Emit the entire listing verbatim.

* BEGIN *

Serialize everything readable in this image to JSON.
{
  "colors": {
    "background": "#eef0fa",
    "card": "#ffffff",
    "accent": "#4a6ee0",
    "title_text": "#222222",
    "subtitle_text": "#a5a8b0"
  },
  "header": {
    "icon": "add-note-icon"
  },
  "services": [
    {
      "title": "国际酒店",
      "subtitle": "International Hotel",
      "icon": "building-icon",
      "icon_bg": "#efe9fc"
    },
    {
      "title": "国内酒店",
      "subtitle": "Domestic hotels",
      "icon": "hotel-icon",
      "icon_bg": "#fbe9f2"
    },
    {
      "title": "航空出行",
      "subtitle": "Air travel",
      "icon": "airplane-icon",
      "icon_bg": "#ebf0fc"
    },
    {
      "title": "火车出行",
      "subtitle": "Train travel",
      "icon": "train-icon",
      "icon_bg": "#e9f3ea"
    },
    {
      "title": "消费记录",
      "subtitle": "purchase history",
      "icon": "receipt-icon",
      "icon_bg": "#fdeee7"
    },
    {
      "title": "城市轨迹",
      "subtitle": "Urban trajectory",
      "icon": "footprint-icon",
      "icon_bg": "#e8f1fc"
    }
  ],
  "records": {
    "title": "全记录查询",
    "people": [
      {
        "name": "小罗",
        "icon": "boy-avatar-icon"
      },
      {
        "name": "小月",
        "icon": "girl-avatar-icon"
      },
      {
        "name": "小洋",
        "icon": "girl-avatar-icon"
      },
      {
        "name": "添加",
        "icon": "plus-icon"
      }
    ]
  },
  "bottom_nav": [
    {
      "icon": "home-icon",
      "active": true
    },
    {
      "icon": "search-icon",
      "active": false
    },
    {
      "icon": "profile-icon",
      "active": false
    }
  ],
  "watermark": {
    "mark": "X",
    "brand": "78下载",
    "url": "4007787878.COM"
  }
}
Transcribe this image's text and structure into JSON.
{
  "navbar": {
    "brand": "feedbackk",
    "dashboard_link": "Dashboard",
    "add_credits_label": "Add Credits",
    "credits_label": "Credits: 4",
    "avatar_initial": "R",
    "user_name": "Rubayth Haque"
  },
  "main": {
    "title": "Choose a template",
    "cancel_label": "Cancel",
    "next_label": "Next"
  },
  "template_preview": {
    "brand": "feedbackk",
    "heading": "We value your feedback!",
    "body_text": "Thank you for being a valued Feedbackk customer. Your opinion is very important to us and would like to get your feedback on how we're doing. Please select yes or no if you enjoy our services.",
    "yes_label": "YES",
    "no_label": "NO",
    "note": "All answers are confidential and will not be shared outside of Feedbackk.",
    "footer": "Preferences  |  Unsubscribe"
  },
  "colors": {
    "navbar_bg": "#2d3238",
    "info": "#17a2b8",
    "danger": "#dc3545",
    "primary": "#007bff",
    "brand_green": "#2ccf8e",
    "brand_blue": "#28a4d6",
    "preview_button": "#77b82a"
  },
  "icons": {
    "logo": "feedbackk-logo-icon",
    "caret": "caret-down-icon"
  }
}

* END *

Answer for this exercise:
Serialize everything readable in this image to JSON.
{
  "colors": {
    "background": "#eef0fa",
    "card": "#ffffff",
    "accent": "#4a6ee0",
    "title_text": "#222222",
    "subtitle_text": "#a5a8b0"
  },
  "header": {
    "icon": "add-note-icon"
  },
  "services": [
    {
      "title": "国际酒店",
      "subtitle": "International Hotel",
      "icon": "building-icon",
      "icon_bg": "#efe9fc"
    },
    {
      "title": "国内酒店",
      "subtitle": "Domestic hotels",
      "icon": "hotel-icon",
      "icon_bg": "#fbe9f2"
    },
    {
      "title": "航空出行",
      "subtitle": "Air travel",
      "icon": "airplane-icon",
      "icon_bg": "#ebf0fc"
    },
    {
      "title": "火车出行",
      "subtitle": "Train travel",
      "icon": "train-icon",
      "icon_bg": "#e9f3ea"
    },
    {
      "title": "消费记录",
      "subtitle": "purchase history",
      "icon": "receipt-icon",
      "icon_bg": "#fdeee7"
    },
    {
      "title": "城市轨迹",
      "subtitle": "Urban trajectory",
      "icon": "footprint-icon",
      "icon_bg": "#e8f1fc"
    }
  ],
  "records": {
    "title": "全记录查询",
    "people": [
      {
        "name": "小罗",
        "icon": "boy-avatar-icon"
      },
      {
        "name": "小月",
        "icon": "girl-avatar-icon"
      },
      {
        "name": "小洋",
        "icon": "girl-avatar-icon"
      },
      {
        "name": "添加",
        "icon": "plus-icon"
      }
    ]
  },
  "bottom_nav": [
    {
      "icon": "home-icon",
      "active": true
    },
    {
      "icon": "search-icon",
      "active": false
    },
    {
      "icon": "profile-icon",
      "active": false
    }
  ],
  "watermark": {
    "mark": "X",
    "brand": "78下载",
    "url": "4007787878.COM"
  }
}
Transcribe this image's text and structure into JSON.
{
  "navbar": {
    "brand": "feedbackk",
    "dashboard_link": "Dashboard",
    "add_credits_label": "Add Credits",
    "credits_label": "Credits: 4",
    "avatar_initial": "R",
    "user_name": "Rubayth Haque"
  },
  "main": {
    "title": "Choose a template",
    "cancel_label": "Cancel",
    "next_label": "Next"
  },
  "template_preview": {
    "brand": "feedbackk",
    "heading": "We value your feedback!",
    "body_text": "Thank you for being a valued Feedbackk customer. Your opinion is very important to us and would like to get your feedback on how we're doing. Please select yes or no if you enjoy our services.",
    "yes_label": "YES",
    "no_label": "NO",
    "note": "All answers are confidential and will not be shared outside of Feedbackk.",
    "footer": "Preferences  |  Unsubscribe"
  },
  "colors": {
    "navbar_bg": "#2d3238",
    "info": "#17a2b8",
    "danger": "#dc3545",
    "primary": "#007bff",
    "brand_green": "#2ccf8e",
    "brand_blue": "#28a4d6",
    "preview_button": "#77b82a"
  },
  "icons": {
    "logo": "feedbackk-logo-icon",
    "caret": "caret-down-icon"
  }
}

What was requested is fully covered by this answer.